■ **PROBLEM REQUIREMENTS**: Images are not part of the copy; write out the rest of the data exactly as given.

(Dataset items)

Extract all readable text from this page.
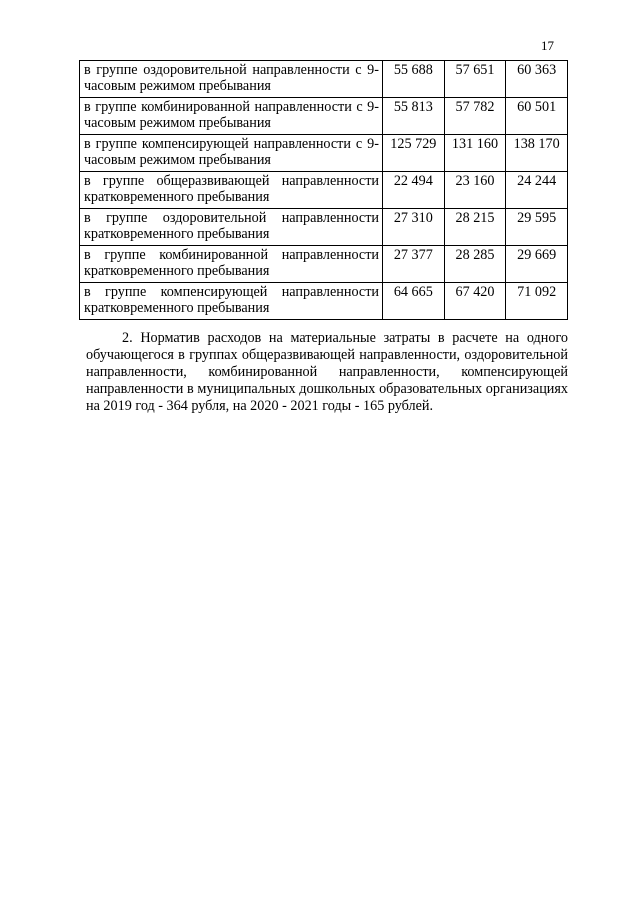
17
в группе оздоровительной направленности с 9-часовым режимом пребывания	55 688	57 651	60 363
в группе комбинированной направленности с 9-часовым режимом пребывания	55 813	57 782	60 501
в группе компенсирующей направленности с 9-часовым режимом пребывания	125 729	131 160	138 170
в группе общеразвивающей направленности кратковременного пребывания	22 494	23 160	24 244
в группе оздоровительной направленности кратковременного пребывания	27 310	28 215	29 595
в группе комбинированной направленности кратковременного пребывания	27 377	28 285	29 669
в группе компенсирующей направленности кратковременного пребывания	64 665	67 420	71 092

2. Норматив расходов на материальные затраты в расчете на одного обучающегося в группах общеразвивающей направленности, оздоровительной направленности, комбинированной направленности, компенсирующей направленности в муниципальных дошкольных образовательных организациях на 2019 год - 364 рубля, на 2020 - 2021 годы - 165 рублей.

■ **OUTPUT BELOW**:
Extract all readable text from this page.
17
в группе оздоровительной направленности с 9-часовым режимом пребывания	55 688	57 651	60 363
в группе комбинированной направленности с 9-часовым режимом пребывания	55 813	57 782	60 501
в группе компенсирующей направленности с 9-часовым режимом пребывания	125 729	131 160	138 170
в группе общеразвивающей направленности кратковременного пребывания	22 494	23 160	24 244
в группе оздоровительной направленности кратковременного пребывания	27 310	28 215	29 595
в группе комбинированной направленности кратковременного пребывания	27 377	28 285	29 669
в группе компенсирующей направленности кратковременного пребывания	64 665	67 420	71 092

2. Норматив расходов на материальные затраты в расчете на одного обучающегося в группах общеразвивающей направленности, оздоровительной направленности, комбинированной направленности, компенсирующей направленности в муниципальных дошкольных образовательных организациях на 2019 год - 364 рубля, на 2020 - 2021 годы - 165 рублей.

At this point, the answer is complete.